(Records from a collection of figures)
..............................

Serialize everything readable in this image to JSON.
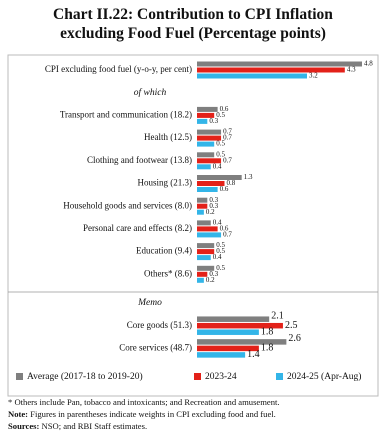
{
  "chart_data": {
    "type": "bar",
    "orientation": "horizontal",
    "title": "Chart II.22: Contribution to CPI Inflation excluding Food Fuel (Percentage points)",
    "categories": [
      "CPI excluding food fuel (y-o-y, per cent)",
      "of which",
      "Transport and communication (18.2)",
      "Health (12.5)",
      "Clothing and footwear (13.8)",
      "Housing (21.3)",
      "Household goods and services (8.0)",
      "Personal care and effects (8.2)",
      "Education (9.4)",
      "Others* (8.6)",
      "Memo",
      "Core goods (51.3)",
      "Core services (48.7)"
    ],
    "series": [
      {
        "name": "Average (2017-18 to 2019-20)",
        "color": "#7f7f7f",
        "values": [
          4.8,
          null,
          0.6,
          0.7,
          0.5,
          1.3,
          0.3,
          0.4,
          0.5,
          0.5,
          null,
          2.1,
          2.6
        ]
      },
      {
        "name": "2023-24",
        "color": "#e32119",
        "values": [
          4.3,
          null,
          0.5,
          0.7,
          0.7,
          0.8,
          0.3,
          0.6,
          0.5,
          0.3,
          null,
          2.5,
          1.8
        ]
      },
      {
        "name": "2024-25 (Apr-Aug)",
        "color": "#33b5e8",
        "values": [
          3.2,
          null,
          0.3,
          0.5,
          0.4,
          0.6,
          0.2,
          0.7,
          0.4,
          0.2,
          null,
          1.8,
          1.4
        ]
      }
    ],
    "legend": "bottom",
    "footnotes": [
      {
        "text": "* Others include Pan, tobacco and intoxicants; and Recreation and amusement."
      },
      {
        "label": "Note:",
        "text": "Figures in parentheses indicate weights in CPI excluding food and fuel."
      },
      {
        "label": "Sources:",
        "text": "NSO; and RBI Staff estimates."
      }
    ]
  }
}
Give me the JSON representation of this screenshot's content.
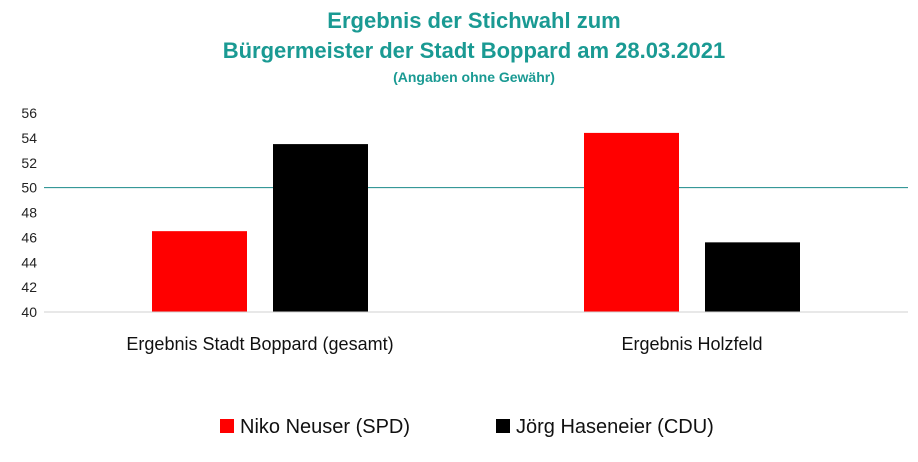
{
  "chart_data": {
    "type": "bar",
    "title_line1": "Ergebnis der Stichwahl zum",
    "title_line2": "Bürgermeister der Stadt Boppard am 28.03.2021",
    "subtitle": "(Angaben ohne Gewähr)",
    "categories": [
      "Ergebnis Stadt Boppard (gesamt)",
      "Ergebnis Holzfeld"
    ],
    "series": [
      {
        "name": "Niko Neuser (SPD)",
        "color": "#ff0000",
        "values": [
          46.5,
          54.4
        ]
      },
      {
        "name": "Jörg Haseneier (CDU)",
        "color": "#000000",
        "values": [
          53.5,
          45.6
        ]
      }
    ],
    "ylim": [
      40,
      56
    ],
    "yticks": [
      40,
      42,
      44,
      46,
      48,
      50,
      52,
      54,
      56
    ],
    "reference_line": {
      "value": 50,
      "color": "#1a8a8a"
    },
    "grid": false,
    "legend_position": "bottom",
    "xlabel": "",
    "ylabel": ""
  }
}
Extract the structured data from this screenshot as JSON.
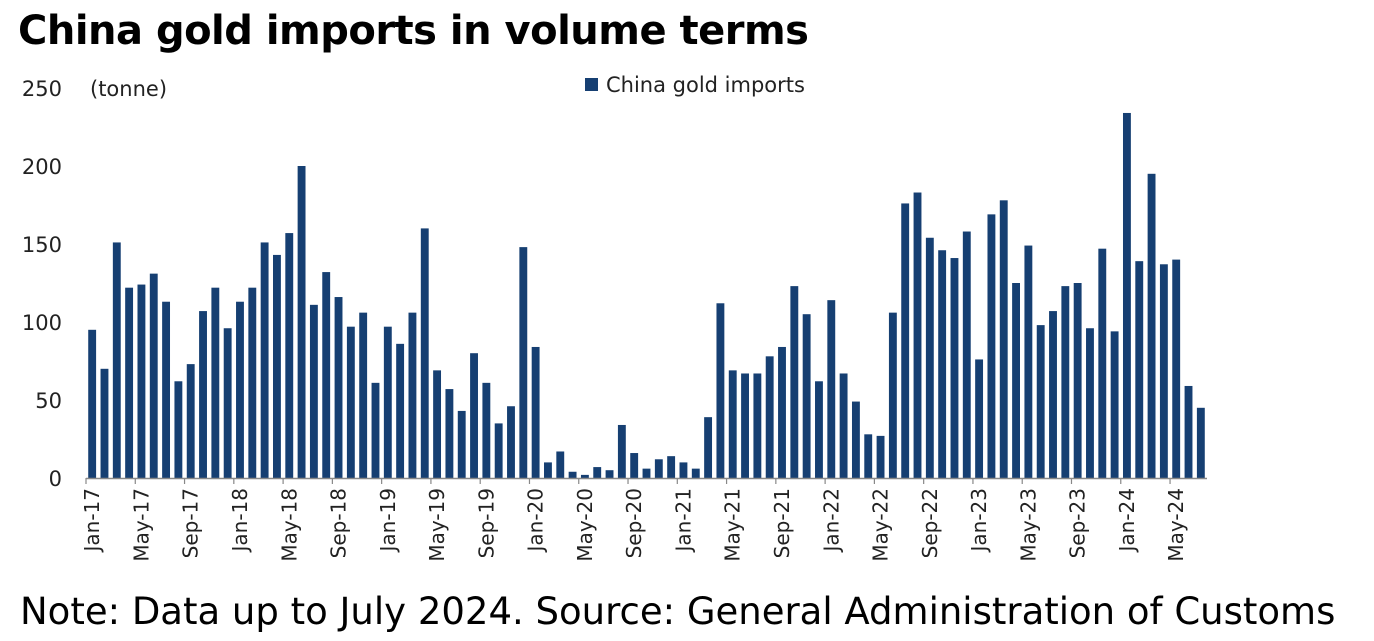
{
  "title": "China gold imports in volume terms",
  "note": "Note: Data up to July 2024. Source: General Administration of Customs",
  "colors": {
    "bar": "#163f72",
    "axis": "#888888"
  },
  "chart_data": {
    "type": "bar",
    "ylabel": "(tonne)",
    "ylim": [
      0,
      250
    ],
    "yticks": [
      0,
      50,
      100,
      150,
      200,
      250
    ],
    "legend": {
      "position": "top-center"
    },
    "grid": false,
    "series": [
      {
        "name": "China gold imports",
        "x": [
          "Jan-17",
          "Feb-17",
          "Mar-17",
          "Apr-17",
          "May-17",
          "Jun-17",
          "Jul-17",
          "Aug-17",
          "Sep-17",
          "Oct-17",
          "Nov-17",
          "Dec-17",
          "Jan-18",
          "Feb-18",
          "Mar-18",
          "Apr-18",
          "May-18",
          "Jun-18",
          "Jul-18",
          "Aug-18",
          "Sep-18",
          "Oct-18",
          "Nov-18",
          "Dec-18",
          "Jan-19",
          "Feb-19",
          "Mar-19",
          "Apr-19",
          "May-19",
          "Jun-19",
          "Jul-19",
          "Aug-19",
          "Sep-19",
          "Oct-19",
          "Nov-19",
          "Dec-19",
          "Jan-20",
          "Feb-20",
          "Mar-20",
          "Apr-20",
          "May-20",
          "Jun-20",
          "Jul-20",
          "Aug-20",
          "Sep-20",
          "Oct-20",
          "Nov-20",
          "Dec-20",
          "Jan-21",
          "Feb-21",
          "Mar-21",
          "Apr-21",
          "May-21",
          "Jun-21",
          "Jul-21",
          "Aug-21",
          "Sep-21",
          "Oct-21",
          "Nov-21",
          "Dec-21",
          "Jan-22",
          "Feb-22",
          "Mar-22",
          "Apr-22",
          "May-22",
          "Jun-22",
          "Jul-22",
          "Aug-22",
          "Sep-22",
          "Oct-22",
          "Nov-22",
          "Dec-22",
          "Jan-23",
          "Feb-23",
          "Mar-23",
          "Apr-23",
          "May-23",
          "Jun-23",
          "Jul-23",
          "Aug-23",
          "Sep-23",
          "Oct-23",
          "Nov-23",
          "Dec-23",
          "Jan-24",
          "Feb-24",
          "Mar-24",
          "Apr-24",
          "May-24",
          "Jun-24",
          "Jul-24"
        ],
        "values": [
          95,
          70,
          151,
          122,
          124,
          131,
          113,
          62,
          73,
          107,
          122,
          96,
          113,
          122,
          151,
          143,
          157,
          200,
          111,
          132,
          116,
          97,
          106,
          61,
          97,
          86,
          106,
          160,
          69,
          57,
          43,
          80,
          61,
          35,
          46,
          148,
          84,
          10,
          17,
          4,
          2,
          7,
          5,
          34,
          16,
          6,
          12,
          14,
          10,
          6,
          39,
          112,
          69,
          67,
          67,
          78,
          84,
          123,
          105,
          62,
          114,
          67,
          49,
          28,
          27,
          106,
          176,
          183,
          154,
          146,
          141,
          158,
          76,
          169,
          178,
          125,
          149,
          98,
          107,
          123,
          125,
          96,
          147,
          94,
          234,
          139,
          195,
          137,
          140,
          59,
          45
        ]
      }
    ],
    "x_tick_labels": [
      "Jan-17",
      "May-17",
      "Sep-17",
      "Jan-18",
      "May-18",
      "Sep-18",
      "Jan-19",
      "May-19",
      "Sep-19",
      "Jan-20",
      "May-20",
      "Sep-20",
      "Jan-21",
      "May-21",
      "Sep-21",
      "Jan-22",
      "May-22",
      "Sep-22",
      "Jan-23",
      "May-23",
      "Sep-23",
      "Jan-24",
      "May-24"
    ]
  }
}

..............................

Exercise goal:
What is the number of lines in the listing that contain the string "Others"? Reply with that number alone.

Correct result:
2